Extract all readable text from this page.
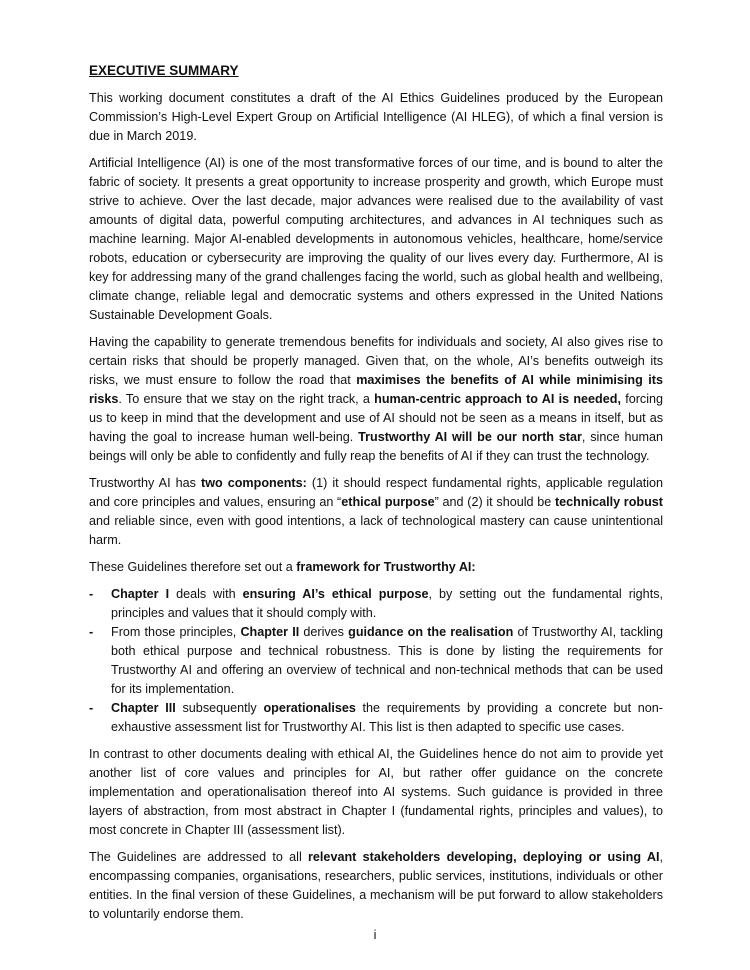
EXECUTIVE SUMMARY

This working document constitutes a draft of the AI Ethics Guidelines produced by the European Commission’s High-Level Expert Group on Artificial Intelligence (AI HLEG), of which a final version is due in March 2019.

Artificial Intelligence (AI) is one of the most transformative forces of our time, and is bound to alter the fabric of society. It presents a great opportunity to increase prosperity and growth, which Europe must strive to achieve. Over the last decade, major advances were realised due to the availability of vast amounts of digital data, powerful computing architectures, and advances in AI techniques such as machine learning. Major AI-enabled developments in autonomous vehicles, healthcare, home/service robots, education or cybersecurity are improving the quality of our lives every day. Furthermore, AI is key for addressing many of the grand challenges facing the world, such as global health and wellbeing, climate change, reliable legal and democratic systems and others expressed in the United Nations Sustainable Development Goals.

Having the capability to generate tremendous benefits for individuals and society, AI also gives rise to certain risks that should be properly managed. Given that, on the whole, AI’s benefits outweigh its risks, we must ensure to follow the road that maximises the benefits of AI while minimising its risks. To ensure that we stay on the right track, a human-centric approach to AI is needed, forcing us to keep in mind that the development and use of AI should not be seen as a means in itself, but as having the goal to increase human well-being. Trustworthy AI will be our north star, since human beings will only be able to confidently and fully reap the benefits of AI if they can trust the technology.

Trustworthy AI has two components: (1) it should respect fundamental rights, applicable regulation and core principles and values, ensuring an “ethical purpose” and (2) it should be technically robust and reliable since, even with good intentions, a lack of technological mastery can cause unintentional harm.

These Guidelines therefore set out a framework for Trustworthy AI:

- Chapter I deals with ensuring AI’s ethical purpose, by setting out the fundamental rights, principles and values that it should comply with.
- From those principles, Chapter II derives guidance on the realisation of Trustworthy AI, tackling both ethical purpose and technical robustness. This is done by listing the requirements for Trustworthy AI and offering an overview of technical and non-technical methods that can be used for its implementation.
- Chapter III subsequently operationalises the requirements by providing a concrete but non-exhaustive assessment list for Trustworthy AI. This list is then adapted to specific use cases.

In contrast to other documents dealing with ethical AI, the Guidelines hence do not aim to provide yet another list of core values and principles for AI, but rather offer guidance on the concrete implementation and operationalisation thereof into AI systems. Such guidance is provided in three layers of abstraction, from most abstract in Chapter I (fundamental rights, principles and values), to most concrete in Chapter III (assessment list).

The Guidelines are addressed to all relevant stakeholders developing, deploying or using AI, encompassing companies, organisations, researchers, public services, institutions, individuals or other entities. In the final version of these Guidelines, a mechanism will be put forward to allow stakeholders to voluntarily endorse them.

i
*-*-*
# Written problem
Report the number of lines in the listing that include the string "guidance"; give nothing but the number.

# Answer to this problem
2